Image layout annotations:
┌────────
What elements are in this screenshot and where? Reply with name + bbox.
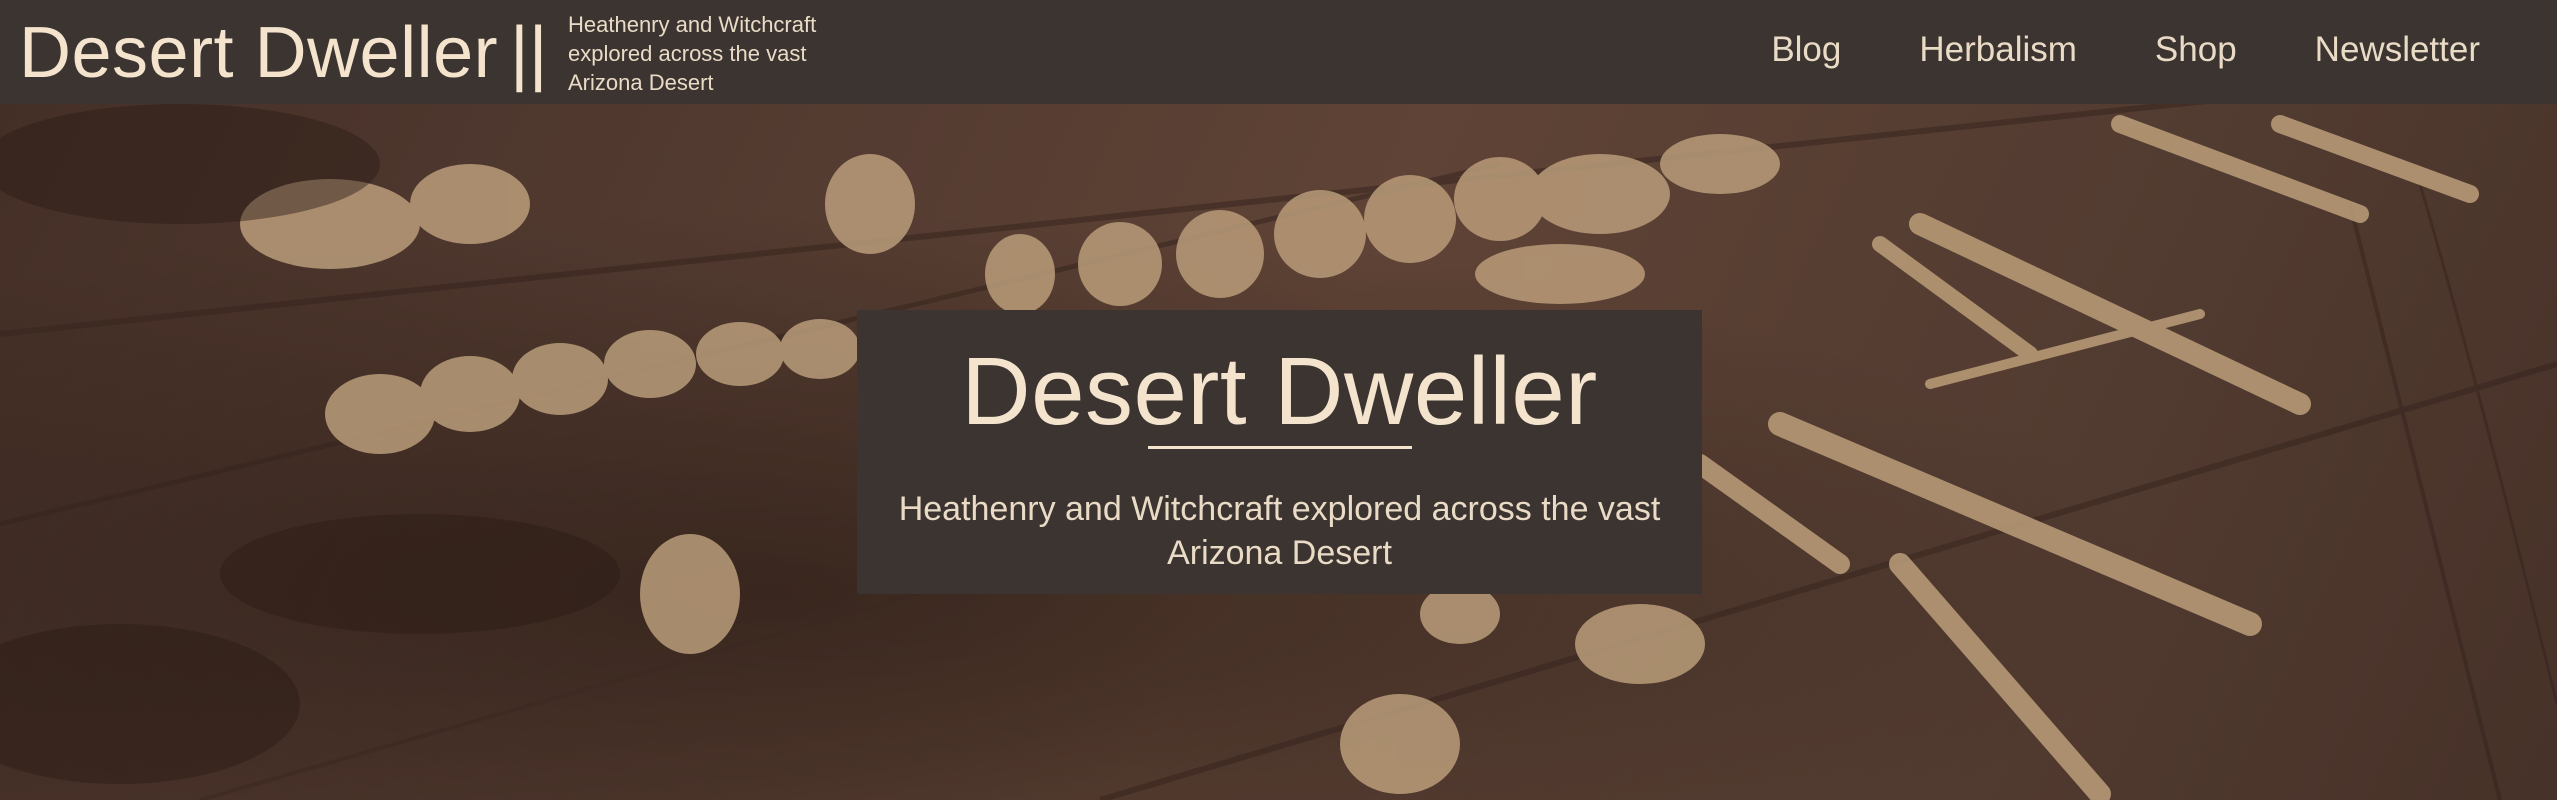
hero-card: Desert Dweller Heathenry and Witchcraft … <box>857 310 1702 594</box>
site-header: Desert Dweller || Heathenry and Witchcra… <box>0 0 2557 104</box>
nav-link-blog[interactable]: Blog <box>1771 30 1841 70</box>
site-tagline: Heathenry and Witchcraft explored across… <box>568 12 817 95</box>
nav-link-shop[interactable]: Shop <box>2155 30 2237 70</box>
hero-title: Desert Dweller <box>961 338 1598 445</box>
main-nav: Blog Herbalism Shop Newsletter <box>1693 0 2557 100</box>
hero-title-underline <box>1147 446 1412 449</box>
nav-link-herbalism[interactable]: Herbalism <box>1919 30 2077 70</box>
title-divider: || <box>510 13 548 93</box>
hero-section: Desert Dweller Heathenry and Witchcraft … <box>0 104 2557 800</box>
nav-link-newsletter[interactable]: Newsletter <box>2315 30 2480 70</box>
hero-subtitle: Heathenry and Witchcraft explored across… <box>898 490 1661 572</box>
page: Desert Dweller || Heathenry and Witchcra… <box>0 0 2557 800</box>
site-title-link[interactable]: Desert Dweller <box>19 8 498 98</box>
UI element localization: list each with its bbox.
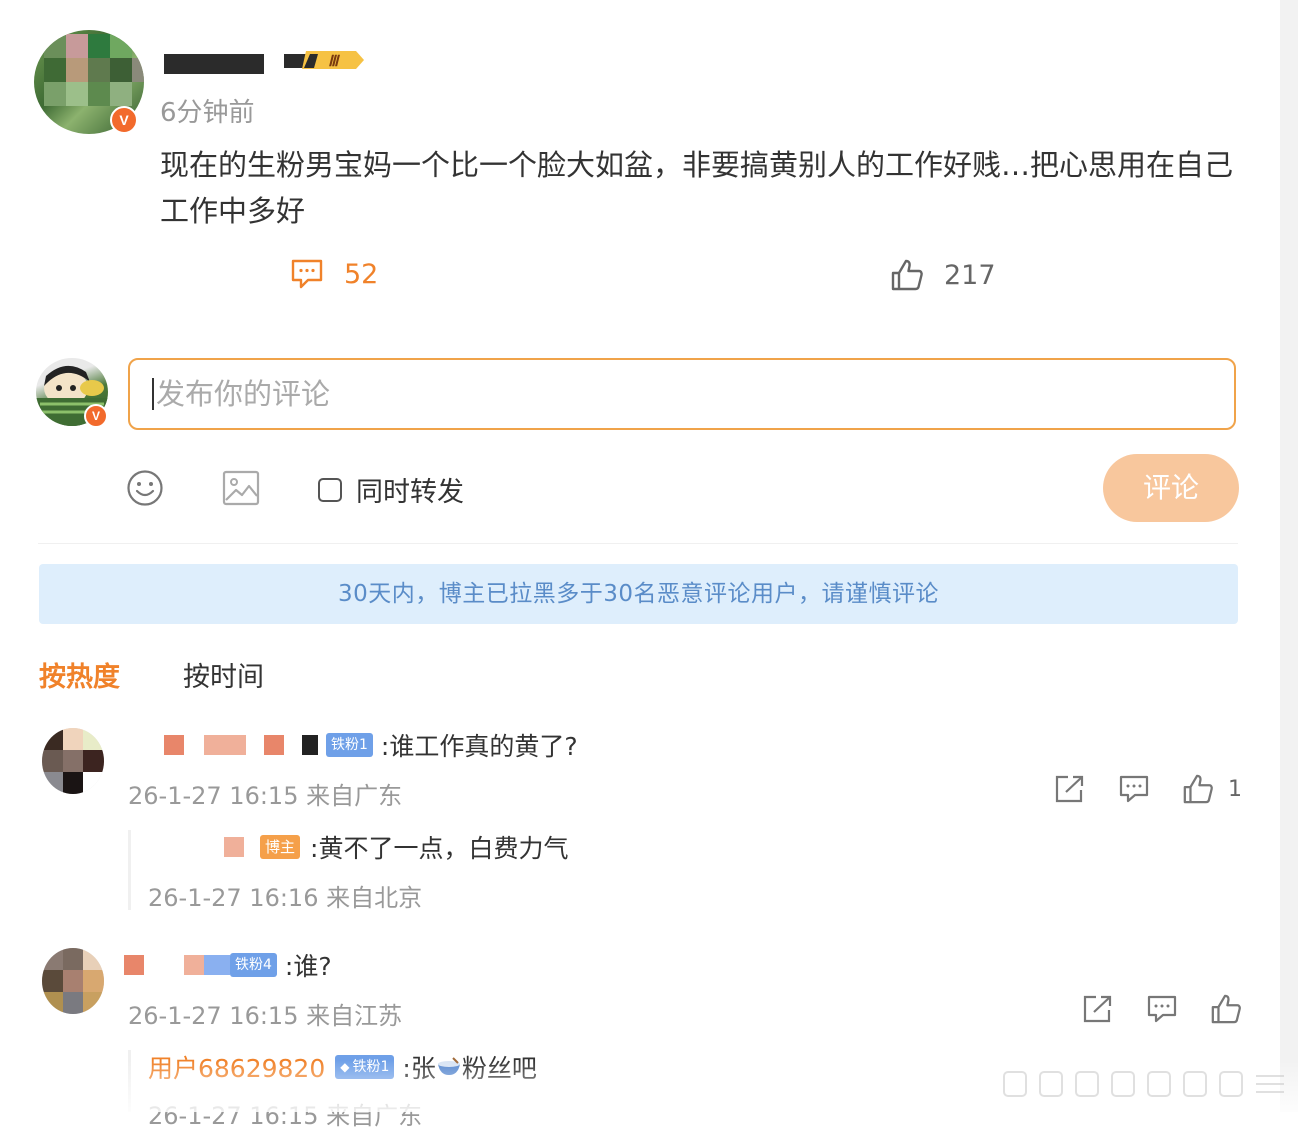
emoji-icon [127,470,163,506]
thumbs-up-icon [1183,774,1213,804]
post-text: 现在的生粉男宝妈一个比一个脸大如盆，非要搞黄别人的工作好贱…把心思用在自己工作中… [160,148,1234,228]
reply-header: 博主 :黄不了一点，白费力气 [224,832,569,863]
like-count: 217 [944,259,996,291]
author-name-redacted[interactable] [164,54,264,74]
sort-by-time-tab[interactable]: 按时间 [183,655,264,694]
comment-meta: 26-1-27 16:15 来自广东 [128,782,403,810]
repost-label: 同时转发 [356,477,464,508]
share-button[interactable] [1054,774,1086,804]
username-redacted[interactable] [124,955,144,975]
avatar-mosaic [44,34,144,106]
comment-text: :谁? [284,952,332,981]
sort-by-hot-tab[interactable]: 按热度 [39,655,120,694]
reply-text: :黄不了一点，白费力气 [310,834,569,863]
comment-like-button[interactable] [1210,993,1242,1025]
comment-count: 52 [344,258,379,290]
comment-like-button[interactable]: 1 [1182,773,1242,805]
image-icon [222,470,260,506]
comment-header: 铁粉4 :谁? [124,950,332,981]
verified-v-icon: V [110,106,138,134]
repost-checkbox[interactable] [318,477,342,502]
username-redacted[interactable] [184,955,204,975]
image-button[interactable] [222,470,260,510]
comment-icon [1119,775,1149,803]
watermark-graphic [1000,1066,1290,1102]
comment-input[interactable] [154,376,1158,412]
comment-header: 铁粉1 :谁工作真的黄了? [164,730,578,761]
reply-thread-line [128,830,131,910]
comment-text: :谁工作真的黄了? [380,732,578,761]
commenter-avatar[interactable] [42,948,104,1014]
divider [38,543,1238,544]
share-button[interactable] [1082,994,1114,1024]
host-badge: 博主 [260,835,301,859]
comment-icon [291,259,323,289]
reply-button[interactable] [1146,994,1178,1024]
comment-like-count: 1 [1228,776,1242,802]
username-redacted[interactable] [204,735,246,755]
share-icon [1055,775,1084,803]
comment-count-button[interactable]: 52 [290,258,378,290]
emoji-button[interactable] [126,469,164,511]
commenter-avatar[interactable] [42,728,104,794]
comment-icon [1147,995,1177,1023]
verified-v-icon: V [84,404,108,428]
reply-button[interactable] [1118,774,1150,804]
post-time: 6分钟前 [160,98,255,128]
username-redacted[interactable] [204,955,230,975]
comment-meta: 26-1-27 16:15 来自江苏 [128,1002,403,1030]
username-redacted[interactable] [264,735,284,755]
└────────
Exercise details → Reproduce all of the material above line for line, without any changes, and leave the pictures out.

In response →
What elements are in this screenshot and where? Reply with name + bbox.
hero-card: Desert Dweller Heathenry and Witchcraft … <box>857 310 1702 594</box>
site-header: Desert Dweller || Heathenry and Witchcra… <box>0 0 2557 104</box>
nav-link-blog[interactable]: Blog <box>1771 30 1841 70</box>
site-tagline: Heathenry and Witchcraft explored across… <box>568 12 817 95</box>
nav-link-shop[interactable]: Shop <box>2155 30 2237 70</box>
hero-title: Desert Dweller <box>961 338 1598 445</box>
main-nav: Blog Herbalism Shop Newsletter <box>1693 0 2557 100</box>
hero-title-underline <box>1147 446 1412 449</box>
nav-link-herbalism[interactable]: Herbalism <box>1919 30 2077 70</box>
title-divider: || <box>510 13 548 93</box>
hero-section: Desert Dweller Heathenry and Witchcraft … <box>0 104 2557 800</box>
nav-link-newsletter[interactable]: Newsletter <box>2315 30 2480 70</box>
hero-subtitle: Heathenry and Witchcraft explored across… <box>898 490 1661 572</box>
page: Desert Dweller || Heathenry and Witchcra… <box>0 0 2557 800</box>
site-title-link[interactable]: Desert Dweller <box>19 8 498 98</box>
UI element localization: list each with its bbox.
emoji-icon [127,470,163,506]
thumbs-up-icon [1183,774,1213,804]
post-text: 现在的生粉男宝妈一个比一个脸大如盆，非要搞黄别人的工作好贱…把心思用在自己工作中… [160,148,1234,228]
reply-header: 博主 :黄不了一点，白费力气 [224,832,569,863]
like-count: 217 [944,259,996,291]
author-name-redacted[interactable] [164,54,264,74]
sort-by-time-tab[interactable]: 按时间 [183,655,264,694]
comment-meta: 26-1-27 16:15 来自广东 [128,782,403,810]
repost-label: 同时转发 [356,477,464,508]
share-button[interactable] [1054,774,1086,804]
username-redacted[interactable] [124,955,144,975]
avatar-mosaic [44,34,144,106]
comment-text: :谁? [284,952,332,981]
sort-by-hot-tab[interactable]: 按热度 [39,655,120,694]
reply-text: :黄不了一点，白费力气 [310,834,569,863]
comment-like-button[interactable] [1210,993,1242,1025]
comment-count: 52 [344,258,379,290]
comment-like-button[interactable]: 1 [1182,773,1242,805]
image-icon [222,470,260,506]
comment-header: 铁粉4 :谁? [124,950,332,981]
verified-v-icon: V [110,106,138,134]
repost-checkbox[interactable] [318,477,342,502]
username-redacted[interactable] [184,955,204,975]
image-button[interactable] [222,470,260,510]
comment-icon [1119,775,1149,803]
watermark-graphic [1000,1066,1290,1102]
comment-input[interactable] [154,376,1158,412]
comment-header: 铁粉1 :谁工作真的黄了? [164,730,578,761]
reply-thread-line [128,830,131,910]
comment-text: :谁工作真的黄了? [380,732,578,761]
commenter-avatar[interactable] [42,948,104,1014]
divider [38,543,1238,544]
share-button[interactable] [1082,994,1114,1024]
host-badge: 博主 [260,835,301,859]
comment-icon [291,259,323,289]
reply-button[interactable] [1146,994,1178,1024]
comment-like-count: 1 [1228,776,1242,802]
username-redacted[interactable] [204,735,246,755]
share-icon [1055,775,1084,803]
comment-count-button[interactable]: 52 [290,258,378,290]
emoji-button[interactable] [126,469,164,511]
commenter-avatar[interactable] [42,728,104,794]
comment-icon [1147,995,1177,1023]
verified-v-icon: V [84,404,108,428]
reply-button[interactable] [1118,774,1150,804]
post-time: 6分钟前 [160,98,255,128]
username-redacted[interactable] [204,955,230,975]
comment-meta: 26-1-27 16:15 来自江苏 [128,1002,403,1030]
username-redacted[interactable] [264,735,284,755]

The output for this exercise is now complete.